Dataset items:
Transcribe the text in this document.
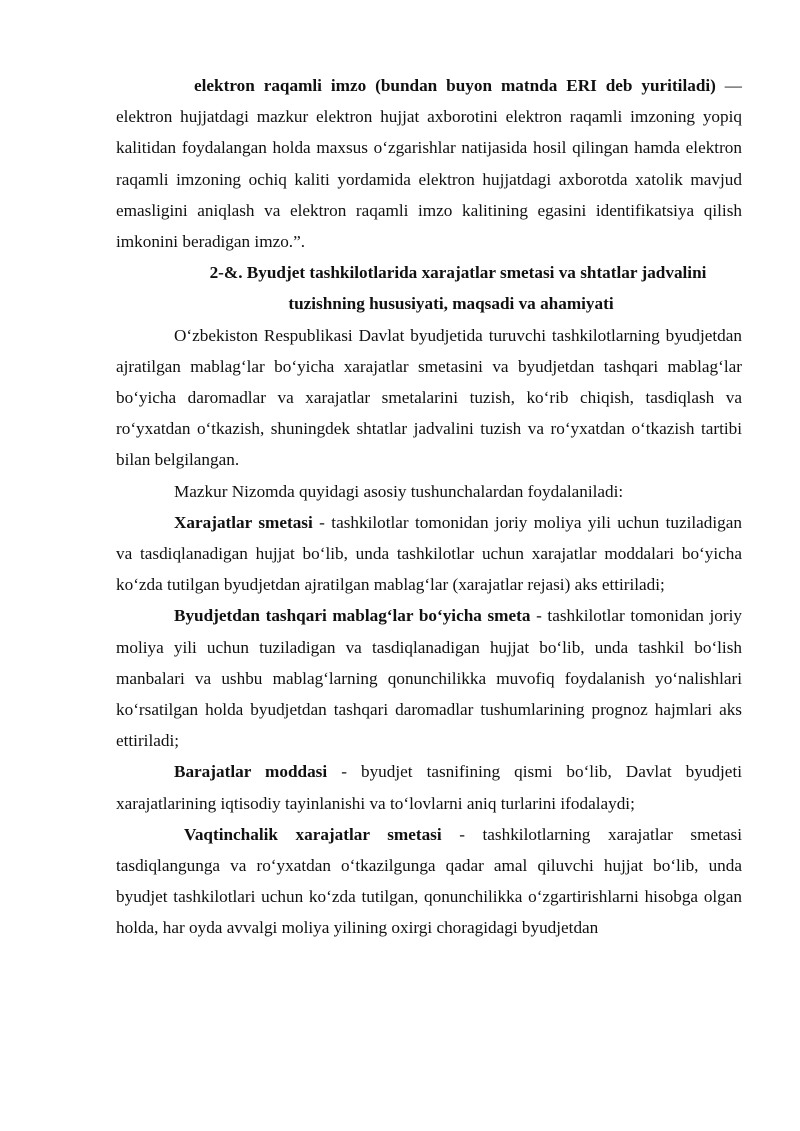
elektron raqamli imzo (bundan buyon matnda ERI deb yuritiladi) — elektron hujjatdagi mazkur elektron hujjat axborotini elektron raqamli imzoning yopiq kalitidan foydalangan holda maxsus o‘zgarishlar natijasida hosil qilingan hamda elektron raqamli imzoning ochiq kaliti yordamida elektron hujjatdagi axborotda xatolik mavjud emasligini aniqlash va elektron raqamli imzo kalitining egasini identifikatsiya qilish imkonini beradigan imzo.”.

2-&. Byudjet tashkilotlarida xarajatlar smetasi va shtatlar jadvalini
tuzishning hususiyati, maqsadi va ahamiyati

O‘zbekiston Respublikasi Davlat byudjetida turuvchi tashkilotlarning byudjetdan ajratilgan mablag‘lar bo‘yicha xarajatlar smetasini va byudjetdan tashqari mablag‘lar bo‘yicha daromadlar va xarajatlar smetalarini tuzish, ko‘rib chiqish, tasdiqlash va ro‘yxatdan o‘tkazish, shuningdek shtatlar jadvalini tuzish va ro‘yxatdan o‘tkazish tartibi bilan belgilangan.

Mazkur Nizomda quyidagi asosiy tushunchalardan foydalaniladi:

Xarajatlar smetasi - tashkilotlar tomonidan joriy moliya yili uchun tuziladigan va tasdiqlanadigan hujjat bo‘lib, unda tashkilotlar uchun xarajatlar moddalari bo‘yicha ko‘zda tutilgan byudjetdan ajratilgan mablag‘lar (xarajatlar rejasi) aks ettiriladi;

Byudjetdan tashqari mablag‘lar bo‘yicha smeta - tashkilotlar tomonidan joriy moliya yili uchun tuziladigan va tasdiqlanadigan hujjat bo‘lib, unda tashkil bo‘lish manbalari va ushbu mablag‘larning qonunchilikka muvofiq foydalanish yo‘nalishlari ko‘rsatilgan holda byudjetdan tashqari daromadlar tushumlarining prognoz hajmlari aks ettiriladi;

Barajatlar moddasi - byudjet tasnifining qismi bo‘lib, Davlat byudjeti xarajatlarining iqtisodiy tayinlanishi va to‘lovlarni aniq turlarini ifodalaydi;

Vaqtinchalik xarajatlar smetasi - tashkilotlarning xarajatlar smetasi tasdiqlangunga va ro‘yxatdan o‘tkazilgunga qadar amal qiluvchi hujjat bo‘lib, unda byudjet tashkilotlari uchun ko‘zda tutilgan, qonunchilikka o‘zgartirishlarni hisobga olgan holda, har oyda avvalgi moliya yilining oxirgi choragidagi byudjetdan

...

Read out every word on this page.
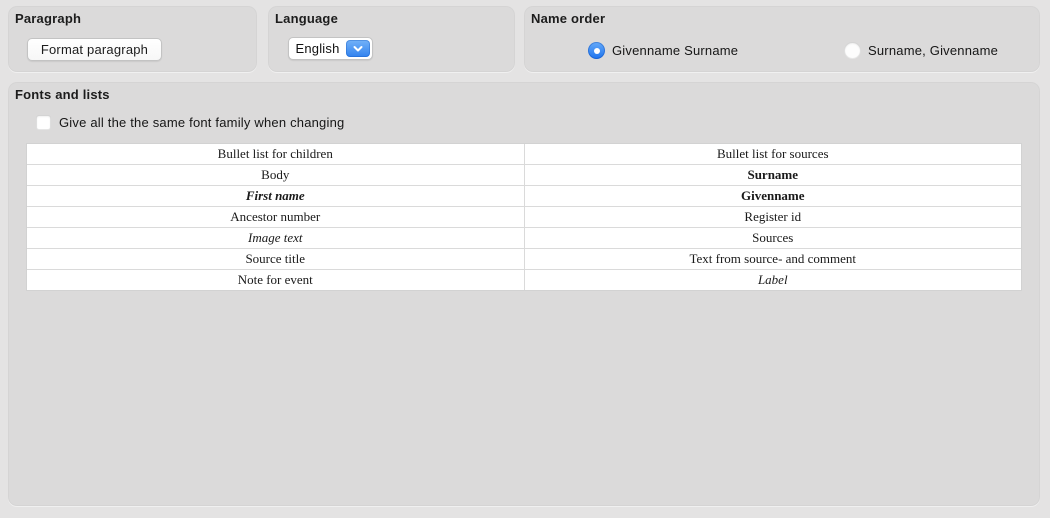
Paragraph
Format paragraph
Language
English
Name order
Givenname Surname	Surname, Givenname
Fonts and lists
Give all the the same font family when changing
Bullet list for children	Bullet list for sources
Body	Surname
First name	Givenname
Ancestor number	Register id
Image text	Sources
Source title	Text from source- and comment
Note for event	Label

==

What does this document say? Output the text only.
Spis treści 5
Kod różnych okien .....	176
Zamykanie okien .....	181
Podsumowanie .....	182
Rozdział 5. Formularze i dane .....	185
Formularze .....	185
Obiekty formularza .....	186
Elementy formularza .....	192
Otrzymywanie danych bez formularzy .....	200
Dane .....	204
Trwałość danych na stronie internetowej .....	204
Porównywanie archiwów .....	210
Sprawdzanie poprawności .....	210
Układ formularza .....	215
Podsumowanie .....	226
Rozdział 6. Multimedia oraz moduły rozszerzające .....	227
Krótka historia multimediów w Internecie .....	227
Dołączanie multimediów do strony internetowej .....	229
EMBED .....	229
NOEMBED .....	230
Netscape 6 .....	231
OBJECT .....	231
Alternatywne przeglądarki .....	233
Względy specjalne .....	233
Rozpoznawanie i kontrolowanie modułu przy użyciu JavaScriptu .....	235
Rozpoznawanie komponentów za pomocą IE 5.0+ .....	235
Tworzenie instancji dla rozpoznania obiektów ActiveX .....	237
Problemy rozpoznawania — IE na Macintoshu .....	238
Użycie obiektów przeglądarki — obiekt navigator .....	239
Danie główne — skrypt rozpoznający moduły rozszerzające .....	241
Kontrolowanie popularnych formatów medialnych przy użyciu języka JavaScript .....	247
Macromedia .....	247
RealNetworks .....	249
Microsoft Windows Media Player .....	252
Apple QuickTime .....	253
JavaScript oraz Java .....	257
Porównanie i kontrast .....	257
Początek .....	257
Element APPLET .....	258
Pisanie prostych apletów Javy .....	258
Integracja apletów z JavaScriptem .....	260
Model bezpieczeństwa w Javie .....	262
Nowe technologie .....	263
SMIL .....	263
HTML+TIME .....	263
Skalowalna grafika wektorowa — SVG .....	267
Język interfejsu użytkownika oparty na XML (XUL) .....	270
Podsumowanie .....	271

→ INSTRUCTIONS FOR THE TASK
Say how many lines above contain the string "Formularze". Answer with the number only.

→ WORKED SOLUTION
2